Among the entries, which lines carry the string "this"? Copy each of them.

● **Excerpt from a dataset**:

= = = = =

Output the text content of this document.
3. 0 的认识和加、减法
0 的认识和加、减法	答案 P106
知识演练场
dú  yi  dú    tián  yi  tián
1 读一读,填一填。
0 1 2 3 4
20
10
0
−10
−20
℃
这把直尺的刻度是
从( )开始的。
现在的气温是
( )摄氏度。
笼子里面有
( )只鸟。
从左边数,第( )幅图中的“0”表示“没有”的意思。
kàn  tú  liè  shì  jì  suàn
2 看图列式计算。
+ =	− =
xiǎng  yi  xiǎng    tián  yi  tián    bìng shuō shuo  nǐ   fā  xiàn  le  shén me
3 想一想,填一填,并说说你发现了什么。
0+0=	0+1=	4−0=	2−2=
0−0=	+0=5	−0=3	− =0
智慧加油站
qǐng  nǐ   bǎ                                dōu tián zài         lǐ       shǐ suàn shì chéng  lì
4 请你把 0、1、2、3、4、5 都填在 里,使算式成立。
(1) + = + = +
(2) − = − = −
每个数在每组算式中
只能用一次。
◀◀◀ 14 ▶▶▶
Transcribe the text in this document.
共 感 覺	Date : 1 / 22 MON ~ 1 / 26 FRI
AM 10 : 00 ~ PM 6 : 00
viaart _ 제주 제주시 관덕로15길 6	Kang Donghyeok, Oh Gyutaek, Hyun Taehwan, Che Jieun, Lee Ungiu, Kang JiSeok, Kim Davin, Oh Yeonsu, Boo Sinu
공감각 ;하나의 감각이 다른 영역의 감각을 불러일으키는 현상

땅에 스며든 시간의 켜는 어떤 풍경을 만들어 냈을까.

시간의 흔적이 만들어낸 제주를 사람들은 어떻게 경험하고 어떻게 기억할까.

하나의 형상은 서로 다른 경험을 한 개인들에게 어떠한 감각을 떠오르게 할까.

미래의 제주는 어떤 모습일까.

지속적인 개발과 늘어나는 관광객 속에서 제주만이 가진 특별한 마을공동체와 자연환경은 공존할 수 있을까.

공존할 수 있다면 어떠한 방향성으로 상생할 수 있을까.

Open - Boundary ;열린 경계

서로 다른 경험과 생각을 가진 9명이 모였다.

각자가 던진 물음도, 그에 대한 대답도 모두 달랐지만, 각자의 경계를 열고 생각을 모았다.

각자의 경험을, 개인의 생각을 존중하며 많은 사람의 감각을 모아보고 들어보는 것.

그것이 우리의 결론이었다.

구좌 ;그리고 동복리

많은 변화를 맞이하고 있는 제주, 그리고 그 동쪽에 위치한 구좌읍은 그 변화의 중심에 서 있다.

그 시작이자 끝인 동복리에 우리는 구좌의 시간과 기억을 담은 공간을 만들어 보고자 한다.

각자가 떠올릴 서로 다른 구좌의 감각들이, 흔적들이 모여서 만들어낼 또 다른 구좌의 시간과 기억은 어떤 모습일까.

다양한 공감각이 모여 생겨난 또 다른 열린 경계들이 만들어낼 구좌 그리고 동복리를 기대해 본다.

= = = = =

● **EXPECTED ANSWER**:
Output the text content of this document.
Transcribe the text in this document.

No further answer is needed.